## WRITTEN TASK
List each line of the data in which the string "this" appears.

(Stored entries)
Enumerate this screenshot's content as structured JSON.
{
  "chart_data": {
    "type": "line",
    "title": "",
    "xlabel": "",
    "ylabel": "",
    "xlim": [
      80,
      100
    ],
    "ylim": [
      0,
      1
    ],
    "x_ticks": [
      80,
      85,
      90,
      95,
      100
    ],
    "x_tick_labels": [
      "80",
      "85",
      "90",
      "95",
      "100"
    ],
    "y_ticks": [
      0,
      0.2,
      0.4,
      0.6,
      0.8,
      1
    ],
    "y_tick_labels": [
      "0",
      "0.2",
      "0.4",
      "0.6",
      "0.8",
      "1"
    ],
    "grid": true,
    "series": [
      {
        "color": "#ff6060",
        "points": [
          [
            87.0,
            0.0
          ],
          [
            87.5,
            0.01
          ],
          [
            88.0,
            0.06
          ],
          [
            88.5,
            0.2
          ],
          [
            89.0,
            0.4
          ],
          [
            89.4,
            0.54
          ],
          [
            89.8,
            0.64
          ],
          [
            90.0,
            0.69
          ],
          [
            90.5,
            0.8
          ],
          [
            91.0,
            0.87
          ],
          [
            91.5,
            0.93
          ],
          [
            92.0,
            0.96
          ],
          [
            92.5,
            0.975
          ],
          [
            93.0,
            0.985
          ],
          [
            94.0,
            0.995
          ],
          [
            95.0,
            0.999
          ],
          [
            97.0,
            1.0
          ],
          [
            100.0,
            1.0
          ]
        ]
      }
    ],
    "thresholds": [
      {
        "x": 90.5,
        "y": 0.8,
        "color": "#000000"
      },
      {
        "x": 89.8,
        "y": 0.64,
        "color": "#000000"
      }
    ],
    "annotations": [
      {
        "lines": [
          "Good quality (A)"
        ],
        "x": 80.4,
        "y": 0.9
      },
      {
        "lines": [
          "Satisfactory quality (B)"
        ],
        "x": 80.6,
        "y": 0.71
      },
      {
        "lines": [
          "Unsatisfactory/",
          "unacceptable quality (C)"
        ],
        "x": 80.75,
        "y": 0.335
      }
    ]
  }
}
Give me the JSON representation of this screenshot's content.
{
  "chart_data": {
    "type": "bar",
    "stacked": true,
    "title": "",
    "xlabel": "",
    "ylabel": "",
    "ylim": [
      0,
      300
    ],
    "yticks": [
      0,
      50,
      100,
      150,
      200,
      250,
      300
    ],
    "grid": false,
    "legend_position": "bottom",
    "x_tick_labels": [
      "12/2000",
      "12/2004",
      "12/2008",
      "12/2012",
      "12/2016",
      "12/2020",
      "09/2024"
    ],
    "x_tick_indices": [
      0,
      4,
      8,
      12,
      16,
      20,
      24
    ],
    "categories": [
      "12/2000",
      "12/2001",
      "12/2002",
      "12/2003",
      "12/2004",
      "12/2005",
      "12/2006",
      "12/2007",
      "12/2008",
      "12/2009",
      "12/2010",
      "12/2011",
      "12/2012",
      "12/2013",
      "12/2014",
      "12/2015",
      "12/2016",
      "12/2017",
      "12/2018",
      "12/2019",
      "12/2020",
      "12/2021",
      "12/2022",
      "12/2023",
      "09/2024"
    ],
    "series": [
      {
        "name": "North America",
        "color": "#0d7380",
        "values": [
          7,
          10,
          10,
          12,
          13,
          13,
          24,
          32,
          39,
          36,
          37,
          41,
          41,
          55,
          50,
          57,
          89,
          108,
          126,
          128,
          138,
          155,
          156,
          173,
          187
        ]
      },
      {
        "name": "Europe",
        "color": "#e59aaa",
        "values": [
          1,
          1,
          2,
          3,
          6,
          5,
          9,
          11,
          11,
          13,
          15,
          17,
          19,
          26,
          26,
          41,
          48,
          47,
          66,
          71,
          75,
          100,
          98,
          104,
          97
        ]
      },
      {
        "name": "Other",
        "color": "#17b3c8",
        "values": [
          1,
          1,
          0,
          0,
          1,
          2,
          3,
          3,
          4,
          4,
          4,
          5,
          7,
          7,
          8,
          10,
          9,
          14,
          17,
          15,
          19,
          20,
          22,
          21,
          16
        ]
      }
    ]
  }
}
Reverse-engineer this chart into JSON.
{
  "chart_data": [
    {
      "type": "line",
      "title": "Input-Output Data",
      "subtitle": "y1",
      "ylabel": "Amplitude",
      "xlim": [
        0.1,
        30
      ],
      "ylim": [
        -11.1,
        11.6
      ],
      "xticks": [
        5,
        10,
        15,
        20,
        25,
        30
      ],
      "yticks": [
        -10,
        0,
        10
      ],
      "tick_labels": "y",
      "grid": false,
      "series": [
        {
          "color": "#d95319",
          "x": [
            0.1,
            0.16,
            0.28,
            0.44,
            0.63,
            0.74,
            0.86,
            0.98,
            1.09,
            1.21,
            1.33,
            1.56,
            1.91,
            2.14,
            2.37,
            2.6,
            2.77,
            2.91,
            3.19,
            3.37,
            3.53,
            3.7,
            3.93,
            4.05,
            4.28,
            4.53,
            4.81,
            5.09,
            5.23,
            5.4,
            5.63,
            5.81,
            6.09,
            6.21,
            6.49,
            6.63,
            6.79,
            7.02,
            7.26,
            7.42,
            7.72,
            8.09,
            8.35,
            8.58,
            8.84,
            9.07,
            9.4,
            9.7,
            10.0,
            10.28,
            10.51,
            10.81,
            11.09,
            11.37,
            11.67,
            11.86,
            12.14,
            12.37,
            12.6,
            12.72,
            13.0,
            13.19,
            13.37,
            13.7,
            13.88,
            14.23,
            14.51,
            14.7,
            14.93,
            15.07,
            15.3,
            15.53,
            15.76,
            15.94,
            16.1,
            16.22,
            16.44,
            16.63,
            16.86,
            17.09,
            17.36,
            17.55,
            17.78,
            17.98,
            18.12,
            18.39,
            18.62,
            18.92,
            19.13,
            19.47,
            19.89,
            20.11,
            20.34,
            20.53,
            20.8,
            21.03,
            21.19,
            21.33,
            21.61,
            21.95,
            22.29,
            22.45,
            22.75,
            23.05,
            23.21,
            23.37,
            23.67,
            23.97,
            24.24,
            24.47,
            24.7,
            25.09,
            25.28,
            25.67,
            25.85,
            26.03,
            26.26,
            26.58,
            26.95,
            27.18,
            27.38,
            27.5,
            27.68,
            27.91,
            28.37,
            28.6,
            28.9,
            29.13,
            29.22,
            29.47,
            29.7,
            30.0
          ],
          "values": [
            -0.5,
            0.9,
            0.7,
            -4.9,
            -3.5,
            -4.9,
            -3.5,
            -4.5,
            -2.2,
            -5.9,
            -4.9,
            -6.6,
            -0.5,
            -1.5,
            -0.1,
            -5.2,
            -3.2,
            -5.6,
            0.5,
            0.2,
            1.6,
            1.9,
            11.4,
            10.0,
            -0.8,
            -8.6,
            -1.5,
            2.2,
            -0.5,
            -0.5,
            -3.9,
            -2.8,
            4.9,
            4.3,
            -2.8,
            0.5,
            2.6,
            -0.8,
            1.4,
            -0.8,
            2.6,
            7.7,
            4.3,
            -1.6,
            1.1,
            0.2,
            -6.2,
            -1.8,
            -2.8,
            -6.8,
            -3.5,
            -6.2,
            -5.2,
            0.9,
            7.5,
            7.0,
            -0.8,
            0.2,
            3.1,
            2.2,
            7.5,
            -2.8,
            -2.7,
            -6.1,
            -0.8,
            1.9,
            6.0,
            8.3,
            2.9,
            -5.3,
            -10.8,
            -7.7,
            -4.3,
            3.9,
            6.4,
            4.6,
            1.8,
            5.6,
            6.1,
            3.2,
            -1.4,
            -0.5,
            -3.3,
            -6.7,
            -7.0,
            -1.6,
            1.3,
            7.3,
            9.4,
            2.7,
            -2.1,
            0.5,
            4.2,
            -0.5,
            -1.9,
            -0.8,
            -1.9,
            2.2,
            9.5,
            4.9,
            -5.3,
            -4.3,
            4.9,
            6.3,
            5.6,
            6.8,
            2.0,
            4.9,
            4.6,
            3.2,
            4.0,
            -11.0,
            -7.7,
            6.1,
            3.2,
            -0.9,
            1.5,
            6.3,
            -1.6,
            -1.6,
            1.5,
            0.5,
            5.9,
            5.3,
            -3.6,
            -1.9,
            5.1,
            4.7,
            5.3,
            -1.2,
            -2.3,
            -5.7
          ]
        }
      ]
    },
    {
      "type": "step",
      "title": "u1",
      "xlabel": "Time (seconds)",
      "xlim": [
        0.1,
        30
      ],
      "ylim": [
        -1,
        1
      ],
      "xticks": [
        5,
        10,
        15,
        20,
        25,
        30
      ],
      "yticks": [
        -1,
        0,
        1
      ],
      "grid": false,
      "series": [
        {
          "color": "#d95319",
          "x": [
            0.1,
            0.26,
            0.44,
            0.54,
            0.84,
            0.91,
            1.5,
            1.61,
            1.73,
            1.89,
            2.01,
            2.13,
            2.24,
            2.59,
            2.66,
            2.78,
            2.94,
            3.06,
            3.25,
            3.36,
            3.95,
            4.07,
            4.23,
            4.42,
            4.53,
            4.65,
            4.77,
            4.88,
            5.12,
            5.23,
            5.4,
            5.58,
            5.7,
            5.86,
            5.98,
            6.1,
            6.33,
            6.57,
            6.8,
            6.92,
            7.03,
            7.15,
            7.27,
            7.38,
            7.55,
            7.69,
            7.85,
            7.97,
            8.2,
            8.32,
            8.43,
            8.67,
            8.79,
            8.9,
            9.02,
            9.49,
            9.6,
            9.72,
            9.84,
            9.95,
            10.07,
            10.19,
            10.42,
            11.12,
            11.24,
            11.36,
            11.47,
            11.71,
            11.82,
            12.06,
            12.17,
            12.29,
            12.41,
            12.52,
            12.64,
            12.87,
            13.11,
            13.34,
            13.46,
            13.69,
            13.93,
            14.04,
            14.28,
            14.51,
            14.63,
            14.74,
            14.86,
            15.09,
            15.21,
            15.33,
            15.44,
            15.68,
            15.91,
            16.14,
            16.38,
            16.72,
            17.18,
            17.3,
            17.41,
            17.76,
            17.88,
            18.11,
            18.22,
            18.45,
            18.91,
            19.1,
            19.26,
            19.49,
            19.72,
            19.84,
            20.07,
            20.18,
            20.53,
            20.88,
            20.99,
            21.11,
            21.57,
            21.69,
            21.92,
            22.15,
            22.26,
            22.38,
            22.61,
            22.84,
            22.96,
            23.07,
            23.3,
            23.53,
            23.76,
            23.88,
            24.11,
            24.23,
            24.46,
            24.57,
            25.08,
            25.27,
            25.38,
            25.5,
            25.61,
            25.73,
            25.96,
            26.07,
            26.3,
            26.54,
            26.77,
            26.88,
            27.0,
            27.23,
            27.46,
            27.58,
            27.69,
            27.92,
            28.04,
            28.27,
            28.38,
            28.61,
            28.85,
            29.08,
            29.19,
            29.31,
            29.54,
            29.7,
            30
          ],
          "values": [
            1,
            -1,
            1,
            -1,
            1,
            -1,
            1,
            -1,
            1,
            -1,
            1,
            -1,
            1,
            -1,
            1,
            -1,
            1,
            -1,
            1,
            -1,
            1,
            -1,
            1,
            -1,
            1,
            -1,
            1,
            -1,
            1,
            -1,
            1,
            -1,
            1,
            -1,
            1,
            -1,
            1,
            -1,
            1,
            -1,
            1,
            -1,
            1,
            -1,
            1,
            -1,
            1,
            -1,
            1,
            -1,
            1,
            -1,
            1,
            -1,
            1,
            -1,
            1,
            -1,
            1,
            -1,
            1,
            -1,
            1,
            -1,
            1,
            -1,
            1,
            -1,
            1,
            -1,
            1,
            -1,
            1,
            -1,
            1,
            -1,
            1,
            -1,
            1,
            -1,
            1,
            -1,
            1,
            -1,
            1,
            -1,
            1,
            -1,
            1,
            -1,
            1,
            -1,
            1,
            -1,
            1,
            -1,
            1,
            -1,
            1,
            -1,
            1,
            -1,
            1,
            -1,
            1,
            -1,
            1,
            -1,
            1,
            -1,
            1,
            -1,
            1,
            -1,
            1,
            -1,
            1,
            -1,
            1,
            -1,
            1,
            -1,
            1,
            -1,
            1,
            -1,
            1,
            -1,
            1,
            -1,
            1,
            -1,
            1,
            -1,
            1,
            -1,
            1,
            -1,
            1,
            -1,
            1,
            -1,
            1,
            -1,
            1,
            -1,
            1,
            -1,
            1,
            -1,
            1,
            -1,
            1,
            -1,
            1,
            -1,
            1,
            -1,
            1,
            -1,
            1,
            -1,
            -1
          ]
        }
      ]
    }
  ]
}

## EXERCISE OUTPUT
Enumerate this screenshot's content as structured JSON.
Give me the JSON representation of this screenshot's content.
Reverse-engineer this chart into JSON.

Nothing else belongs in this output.